--- Set task ---
Pick out each line containing the string "plain".

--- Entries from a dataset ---
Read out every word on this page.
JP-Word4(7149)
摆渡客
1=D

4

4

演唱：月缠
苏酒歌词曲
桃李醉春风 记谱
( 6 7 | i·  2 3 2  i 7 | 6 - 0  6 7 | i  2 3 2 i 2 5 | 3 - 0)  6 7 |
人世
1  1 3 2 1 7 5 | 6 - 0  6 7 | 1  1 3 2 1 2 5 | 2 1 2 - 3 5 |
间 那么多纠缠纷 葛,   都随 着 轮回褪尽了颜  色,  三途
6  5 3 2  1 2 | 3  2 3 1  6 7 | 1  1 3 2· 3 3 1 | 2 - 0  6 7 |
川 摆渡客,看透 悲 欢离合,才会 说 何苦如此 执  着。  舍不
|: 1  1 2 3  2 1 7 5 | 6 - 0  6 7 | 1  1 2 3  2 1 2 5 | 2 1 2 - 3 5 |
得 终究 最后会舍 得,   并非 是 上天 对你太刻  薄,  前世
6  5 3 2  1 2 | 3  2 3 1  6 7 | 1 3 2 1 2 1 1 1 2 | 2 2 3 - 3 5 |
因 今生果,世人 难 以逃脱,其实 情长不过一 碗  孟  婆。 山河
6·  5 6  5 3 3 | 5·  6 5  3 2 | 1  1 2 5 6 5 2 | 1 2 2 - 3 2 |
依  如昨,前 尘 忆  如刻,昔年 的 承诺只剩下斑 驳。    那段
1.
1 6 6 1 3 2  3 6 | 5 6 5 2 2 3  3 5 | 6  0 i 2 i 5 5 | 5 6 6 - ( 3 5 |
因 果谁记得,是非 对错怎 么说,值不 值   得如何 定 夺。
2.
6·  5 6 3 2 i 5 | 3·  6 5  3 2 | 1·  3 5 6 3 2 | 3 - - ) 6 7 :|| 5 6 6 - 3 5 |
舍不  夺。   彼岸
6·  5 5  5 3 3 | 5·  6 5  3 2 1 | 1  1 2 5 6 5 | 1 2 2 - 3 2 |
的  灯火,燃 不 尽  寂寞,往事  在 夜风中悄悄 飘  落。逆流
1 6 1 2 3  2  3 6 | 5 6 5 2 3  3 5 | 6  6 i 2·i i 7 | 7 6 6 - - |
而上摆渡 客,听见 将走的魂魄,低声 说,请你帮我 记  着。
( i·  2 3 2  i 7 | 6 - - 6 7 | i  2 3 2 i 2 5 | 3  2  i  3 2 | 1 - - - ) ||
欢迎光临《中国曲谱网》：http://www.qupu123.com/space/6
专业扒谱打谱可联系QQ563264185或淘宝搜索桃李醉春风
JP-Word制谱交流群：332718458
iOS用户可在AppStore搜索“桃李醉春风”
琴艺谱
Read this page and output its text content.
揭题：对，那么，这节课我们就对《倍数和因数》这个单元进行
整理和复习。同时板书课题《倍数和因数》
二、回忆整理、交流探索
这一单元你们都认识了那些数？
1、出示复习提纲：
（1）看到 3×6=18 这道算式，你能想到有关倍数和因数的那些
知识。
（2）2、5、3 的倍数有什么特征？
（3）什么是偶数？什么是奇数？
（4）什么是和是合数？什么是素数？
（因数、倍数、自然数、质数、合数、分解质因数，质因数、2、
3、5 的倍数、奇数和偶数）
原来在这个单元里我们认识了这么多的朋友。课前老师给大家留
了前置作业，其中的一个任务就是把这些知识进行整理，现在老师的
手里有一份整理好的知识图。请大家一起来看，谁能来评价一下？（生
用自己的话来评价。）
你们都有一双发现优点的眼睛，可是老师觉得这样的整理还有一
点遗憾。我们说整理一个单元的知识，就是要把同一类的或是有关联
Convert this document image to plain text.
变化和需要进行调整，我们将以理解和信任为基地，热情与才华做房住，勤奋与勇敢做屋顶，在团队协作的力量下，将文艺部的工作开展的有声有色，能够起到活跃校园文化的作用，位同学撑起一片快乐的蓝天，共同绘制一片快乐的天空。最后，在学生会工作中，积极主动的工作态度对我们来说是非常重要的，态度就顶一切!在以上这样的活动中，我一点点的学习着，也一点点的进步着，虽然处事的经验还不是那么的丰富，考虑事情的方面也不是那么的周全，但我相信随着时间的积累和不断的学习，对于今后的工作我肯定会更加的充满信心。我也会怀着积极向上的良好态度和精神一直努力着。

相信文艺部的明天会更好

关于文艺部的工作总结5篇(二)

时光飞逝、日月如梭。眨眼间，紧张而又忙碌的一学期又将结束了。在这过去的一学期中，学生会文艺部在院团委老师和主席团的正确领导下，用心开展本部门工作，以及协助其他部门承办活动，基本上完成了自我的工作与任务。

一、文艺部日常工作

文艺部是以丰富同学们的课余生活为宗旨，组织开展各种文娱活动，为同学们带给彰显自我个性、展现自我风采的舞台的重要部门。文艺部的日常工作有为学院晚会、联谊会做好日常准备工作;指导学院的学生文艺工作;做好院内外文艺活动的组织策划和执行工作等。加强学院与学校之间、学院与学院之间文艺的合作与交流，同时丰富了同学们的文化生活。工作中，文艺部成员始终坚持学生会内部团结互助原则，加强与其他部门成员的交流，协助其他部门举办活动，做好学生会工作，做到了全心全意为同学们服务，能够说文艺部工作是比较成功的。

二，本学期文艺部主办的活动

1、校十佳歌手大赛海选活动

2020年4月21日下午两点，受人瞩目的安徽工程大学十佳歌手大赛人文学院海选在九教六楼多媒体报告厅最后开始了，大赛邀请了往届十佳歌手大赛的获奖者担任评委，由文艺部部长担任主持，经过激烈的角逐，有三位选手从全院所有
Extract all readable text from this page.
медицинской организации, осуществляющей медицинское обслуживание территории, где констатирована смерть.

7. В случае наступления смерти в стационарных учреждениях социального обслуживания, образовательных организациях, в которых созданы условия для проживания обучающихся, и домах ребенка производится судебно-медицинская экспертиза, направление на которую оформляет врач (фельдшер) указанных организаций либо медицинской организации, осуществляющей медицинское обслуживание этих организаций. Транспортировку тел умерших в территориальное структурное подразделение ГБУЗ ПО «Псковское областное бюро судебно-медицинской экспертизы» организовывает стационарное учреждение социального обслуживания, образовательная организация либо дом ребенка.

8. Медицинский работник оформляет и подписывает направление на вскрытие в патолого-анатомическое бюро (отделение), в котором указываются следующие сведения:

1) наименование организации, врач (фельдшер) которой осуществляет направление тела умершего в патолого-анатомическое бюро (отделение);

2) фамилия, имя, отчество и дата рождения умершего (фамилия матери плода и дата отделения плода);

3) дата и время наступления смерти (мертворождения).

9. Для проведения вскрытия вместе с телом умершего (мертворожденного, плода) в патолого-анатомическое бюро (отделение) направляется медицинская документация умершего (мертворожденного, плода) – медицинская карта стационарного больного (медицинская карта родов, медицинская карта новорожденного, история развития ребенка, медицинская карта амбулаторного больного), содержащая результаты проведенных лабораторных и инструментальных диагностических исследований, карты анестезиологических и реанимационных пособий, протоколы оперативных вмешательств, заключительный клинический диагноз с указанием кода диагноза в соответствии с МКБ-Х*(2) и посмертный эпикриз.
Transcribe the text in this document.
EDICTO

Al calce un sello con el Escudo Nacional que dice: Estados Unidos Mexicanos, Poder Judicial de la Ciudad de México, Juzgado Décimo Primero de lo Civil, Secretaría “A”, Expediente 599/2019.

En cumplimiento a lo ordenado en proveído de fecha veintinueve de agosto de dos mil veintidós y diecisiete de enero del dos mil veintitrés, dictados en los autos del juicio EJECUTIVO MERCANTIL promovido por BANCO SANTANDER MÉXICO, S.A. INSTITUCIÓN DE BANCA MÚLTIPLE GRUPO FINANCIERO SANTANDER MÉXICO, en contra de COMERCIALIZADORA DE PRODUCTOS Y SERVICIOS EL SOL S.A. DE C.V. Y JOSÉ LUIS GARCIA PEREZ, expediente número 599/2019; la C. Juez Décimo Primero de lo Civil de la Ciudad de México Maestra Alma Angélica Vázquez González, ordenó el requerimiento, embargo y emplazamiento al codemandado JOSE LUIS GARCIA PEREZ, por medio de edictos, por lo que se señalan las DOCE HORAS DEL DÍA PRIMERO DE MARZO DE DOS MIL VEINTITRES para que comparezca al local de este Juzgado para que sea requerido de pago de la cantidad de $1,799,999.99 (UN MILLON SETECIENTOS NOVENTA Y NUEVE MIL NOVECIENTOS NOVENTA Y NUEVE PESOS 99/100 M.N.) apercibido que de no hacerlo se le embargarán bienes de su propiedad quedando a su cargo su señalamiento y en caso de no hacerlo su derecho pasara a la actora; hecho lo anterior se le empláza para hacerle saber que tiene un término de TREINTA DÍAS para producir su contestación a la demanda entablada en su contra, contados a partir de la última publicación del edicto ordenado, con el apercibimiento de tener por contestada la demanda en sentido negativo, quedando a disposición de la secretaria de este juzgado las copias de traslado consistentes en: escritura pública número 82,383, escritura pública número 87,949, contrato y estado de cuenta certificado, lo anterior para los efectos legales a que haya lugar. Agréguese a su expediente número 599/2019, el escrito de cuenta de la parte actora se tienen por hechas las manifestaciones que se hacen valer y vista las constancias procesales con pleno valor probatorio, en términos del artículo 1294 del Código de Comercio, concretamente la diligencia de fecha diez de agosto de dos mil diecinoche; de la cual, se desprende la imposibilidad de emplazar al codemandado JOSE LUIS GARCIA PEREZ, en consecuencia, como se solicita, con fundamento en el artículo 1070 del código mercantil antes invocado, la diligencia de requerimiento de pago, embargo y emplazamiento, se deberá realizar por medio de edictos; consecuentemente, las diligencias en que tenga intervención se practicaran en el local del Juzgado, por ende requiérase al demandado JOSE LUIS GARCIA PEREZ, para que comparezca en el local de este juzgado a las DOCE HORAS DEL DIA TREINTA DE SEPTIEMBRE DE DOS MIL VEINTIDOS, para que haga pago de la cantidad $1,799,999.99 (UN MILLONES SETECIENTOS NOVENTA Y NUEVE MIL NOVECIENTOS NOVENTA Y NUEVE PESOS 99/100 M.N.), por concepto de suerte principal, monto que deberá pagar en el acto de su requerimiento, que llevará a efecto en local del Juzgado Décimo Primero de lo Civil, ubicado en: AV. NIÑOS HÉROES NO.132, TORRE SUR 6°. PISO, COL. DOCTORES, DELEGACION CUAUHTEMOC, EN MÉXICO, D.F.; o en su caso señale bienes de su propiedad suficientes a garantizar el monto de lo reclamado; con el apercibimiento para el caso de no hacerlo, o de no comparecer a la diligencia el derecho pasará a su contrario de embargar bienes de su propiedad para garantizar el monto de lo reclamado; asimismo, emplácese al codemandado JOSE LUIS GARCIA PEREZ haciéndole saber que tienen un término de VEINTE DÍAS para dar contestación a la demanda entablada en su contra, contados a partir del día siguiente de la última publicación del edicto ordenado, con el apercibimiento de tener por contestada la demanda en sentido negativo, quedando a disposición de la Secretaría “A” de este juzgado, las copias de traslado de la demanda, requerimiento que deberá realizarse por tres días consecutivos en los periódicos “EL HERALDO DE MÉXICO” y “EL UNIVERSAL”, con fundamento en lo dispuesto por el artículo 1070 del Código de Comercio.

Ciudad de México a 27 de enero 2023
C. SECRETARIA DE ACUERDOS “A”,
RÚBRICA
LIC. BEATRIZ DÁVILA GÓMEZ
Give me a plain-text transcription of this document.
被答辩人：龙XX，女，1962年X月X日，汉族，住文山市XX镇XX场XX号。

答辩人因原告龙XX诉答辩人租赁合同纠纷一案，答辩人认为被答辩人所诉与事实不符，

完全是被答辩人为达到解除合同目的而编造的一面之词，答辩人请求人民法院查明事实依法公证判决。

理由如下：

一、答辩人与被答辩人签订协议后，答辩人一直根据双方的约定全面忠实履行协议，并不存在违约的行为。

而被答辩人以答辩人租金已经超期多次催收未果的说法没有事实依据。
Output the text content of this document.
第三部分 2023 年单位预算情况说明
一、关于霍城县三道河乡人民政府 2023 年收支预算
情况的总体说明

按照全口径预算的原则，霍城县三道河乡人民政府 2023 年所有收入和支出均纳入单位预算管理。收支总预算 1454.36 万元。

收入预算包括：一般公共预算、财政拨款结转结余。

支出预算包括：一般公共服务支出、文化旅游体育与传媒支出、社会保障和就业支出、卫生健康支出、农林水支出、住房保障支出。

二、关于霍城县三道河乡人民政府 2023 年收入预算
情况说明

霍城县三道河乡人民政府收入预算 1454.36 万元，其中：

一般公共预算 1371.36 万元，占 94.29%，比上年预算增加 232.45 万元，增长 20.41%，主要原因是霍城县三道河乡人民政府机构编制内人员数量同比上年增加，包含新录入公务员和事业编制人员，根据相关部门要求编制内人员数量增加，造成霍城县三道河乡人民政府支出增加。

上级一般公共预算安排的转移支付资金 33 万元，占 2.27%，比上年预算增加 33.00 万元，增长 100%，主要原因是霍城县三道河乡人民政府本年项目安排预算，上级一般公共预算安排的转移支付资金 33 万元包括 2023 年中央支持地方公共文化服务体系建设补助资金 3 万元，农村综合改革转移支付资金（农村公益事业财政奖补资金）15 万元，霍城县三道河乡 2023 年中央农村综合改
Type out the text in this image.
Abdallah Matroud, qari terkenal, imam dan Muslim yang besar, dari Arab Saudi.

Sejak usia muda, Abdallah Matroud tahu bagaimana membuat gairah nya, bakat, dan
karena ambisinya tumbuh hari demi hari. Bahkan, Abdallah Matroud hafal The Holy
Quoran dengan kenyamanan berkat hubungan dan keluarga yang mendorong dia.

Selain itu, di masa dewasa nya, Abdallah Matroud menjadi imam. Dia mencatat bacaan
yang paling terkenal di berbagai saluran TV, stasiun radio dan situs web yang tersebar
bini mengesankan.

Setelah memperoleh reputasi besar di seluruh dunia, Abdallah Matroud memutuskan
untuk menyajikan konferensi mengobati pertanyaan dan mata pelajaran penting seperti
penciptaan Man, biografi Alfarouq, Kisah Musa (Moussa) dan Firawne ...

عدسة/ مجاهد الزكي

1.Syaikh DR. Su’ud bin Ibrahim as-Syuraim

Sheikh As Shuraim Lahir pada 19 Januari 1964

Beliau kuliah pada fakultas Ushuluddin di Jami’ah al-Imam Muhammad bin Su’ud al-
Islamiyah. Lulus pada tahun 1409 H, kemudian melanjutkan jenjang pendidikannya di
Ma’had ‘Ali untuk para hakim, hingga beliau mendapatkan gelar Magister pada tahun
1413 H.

--- Full answer ---
Convert this document image to plain text.
Give me a plain-text transcription of this document.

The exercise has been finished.